Recorded data:
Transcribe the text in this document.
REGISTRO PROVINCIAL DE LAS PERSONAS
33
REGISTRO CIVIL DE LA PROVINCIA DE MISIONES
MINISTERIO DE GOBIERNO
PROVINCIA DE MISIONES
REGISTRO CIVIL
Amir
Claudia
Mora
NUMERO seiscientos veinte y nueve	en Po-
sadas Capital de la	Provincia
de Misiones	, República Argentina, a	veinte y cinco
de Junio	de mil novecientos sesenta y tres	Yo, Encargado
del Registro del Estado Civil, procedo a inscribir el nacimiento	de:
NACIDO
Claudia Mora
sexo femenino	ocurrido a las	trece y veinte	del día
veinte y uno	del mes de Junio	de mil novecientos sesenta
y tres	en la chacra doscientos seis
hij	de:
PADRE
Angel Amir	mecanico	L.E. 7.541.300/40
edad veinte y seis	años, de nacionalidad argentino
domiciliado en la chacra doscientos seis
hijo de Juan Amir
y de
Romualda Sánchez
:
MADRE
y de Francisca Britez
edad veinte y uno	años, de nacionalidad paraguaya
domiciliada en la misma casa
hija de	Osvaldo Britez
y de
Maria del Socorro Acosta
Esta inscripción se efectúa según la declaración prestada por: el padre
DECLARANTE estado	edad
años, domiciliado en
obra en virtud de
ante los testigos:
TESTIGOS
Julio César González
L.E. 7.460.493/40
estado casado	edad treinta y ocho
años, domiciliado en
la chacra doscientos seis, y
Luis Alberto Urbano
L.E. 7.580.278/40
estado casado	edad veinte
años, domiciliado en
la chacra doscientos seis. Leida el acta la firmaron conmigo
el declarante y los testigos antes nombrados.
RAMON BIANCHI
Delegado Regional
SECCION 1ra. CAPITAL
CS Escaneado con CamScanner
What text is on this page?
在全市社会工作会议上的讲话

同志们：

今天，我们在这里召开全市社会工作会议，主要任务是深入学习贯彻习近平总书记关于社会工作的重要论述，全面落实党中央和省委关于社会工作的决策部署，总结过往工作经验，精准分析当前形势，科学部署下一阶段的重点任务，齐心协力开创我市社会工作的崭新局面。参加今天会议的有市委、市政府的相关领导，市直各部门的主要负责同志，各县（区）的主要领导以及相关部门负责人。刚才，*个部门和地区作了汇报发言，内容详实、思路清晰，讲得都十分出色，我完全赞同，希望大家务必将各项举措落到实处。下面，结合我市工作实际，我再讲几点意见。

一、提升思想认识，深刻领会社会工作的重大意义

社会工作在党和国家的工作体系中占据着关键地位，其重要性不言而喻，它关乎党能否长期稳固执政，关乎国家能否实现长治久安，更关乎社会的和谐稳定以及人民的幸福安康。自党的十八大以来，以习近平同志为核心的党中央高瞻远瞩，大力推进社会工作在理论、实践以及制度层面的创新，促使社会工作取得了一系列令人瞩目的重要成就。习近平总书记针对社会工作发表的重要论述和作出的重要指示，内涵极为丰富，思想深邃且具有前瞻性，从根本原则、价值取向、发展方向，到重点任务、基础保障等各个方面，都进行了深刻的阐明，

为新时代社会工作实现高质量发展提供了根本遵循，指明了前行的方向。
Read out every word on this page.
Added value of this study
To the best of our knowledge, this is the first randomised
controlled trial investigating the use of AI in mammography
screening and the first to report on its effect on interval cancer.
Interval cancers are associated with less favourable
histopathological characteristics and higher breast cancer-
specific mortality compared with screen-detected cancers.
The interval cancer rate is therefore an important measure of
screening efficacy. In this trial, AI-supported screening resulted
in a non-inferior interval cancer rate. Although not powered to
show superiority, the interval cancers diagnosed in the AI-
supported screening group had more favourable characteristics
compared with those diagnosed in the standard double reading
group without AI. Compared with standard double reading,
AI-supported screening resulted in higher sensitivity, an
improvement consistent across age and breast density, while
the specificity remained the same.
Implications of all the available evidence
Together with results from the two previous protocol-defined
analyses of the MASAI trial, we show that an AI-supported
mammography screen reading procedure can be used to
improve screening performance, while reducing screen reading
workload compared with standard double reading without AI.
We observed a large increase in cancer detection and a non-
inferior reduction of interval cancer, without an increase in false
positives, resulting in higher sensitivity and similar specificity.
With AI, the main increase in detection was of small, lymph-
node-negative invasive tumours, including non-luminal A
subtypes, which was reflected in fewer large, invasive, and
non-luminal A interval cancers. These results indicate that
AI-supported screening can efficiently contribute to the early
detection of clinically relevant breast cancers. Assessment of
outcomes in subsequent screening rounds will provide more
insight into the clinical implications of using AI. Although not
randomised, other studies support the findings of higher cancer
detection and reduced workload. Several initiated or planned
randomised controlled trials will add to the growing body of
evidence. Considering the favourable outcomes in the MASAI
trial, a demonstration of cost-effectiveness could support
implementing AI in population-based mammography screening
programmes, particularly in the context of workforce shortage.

▶ [Objective]:
Retype every entry above, word for word.

▶ [The result]:
Transcribe the text in this document.
REGISTRO PROVINCIAL DE LAS PERSONAS
33
REGISTRO CIVIL DE LA PROVINCIA DE MISIONES
MINISTERIO DE GOBIERNO
PROVINCIA DE MISIONES
REGISTRO CIVIL
Amir
Claudia
Mora
NUMERO seiscientos veinte y nueve	en Po-
sadas Capital de la	Provincia
de Misiones	, República Argentina, a	veinte y cinco
de Junio	de mil novecientos sesenta y tres	Yo, Encargado
del Registro del Estado Civil, procedo a inscribir el nacimiento	de:
NACIDO
Claudia Mora
sexo femenino	ocurrido a las	trece y veinte	del día
veinte y uno	del mes de Junio	de mil novecientos sesenta
y tres	en la chacra doscientos seis
hij	de:
PADRE
Angel Amir	mecanico	L.E. 7.541.300/40
edad veinte y seis	años, de nacionalidad argentino
domiciliado en la chacra doscientos seis
hijo de Juan Amir
y de
Romualda Sánchez
:
MADRE
y de Francisca Britez
edad veinte y uno	años, de nacionalidad paraguaya
domiciliada en la misma casa
hija de	Osvaldo Britez
y de
Maria del Socorro Acosta
Esta inscripción se efectúa según la declaración prestada por: el padre
DECLARANTE estado	edad
años, domiciliado en
obra en virtud de
ante los testigos:
TESTIGOS
Julio César González
L.E. 7.460.493/40
estado casado	edad treinta y ocho
años, domiciliado en
la chacra doscientos seis, y
Luis Alberto Urbano
L.E. 7.580.278/40
estado casado	edad veinte
años, domiciliado en
la chacra doscientos seis. Leida el acta la firmaron conmigo
el declarante y los testigos antes nombrados.
RAMON BIANCHI
Delegado Regional
SECCION 1ra. CAPITAL
CS Escaneado con CamScanner
What text is on this page?
在全市社会工作会议上的讲话

同志们：

今天，我们在这里召开全市社会工作会议，主要任务是深入学习贯彻习近平总书记关于社会工作的重要论述，全面落实党中央和省委关于社会工作的决策部署，总结过往工作经验，精准分析当前形势，科学部署下一阶段的重点任务，齐心协力开创我市社会工作的崭新局面。参加今天会议的有市委、市政府的相关领导，市直各部门的主要负责同志，各县（区）的主要领导以及相关部门负责人。刚才，*个部门和地区作了汇报发言，内容详实、思路清晰，讲得都十分出色，我完全赞同，希望大家务必将各项举措落到实处。下面，结合我市工作实际，我再讲几点意见。

一、提升思想认识，深刻领会社会工作的重大意义

社会工作在党和国家的工作体系中占据着关键地位，其重要性不言而喻，它关乎党能否长期稳固执政，关乎国家能否实现长治久安，更关乎社会的和谐稳定以及人民的幸福安康。自党的十八大以来，以习近平同志为核心的党中央高瞻远瞩，大力推进社会工作在理论、实践以及制度层面的创新，促使社会工作取得了一系列令人瞩目的重要成就。习近平总书记针对社会工作发表的重要论述和作出的重要指示，内涵极为丰富，思想深邃且具有前瞻性，从根本原则、价值取向、发展方向，到重点任务、基础保障等各个方面，都进行了深刻的阐明，

为新时代社会工作实现高质量发展提供了根本遵循，指明了前行的方向。
Read out every word on this page.
Added value of this study
To the best of our knowledge, this is the first randomised
controlled trial investigating the use of AI in mammography
screening and the first to report on its effect on interval cancer.
Interval cancers are associated with less favourable
histopathological characteristics and higher breast cancer-
specific mortality compared with screen-detected cancers.
The interval cancer rate is therefore an important measure of
screening efficacy. In this trial, AI-supported screening resulted
in a non-inferior interval cancer rate. Although not powered to
show superiority, the interval cancers diagnosed in the AI-
supported screening group had more favourable characteristics
compared with those diagnosed in the standard double reading
group without AI. Compared with standard double reading,
AI-supported screening resulted in higher sensitivity, an
improvement consistent across age and breast density, while
the specificity remained the same.
Implications of all the available evidence
Together with results from the two previous protocol-defined
analyses of the MASAI trial, we show that an AI-supported
mammography screen reading procedure can be used to
improve screening performance, while reducing screen reading
workload compared with standard double reading without AI.
We observed a large increase in cancer detection and a non-
inferior reduction of interval cancer, without an increase in false
positives, resulting in higher sensitivity and similar specificity.
With AI, the main increase in detection was of small, lymph-
node-negative invasive tumours, including non-luminal A
subtypes, which was reflected in fewer large, invasive, and
non-luminal A interval cancers. These results indicate that
AI-supported screening can efficiently contribute to the early
detection of clinically relevant breast cancers. Assessment of
outcomes in subsequent screening rounds will provide more
insight into the clinical implications of using AI. Although not
randomised, other studies support the findings of higher cancer
detection and reduced workload. Several initiated or planned
randomised controlled trials will add to the growing body of
evidence. Considering the favourable outcomes in the MASAI
trial, a demonstration of cost-effectiveness could support
implementing AI in population-based mammography screening
programmes, particularly in the context of workforce shortage.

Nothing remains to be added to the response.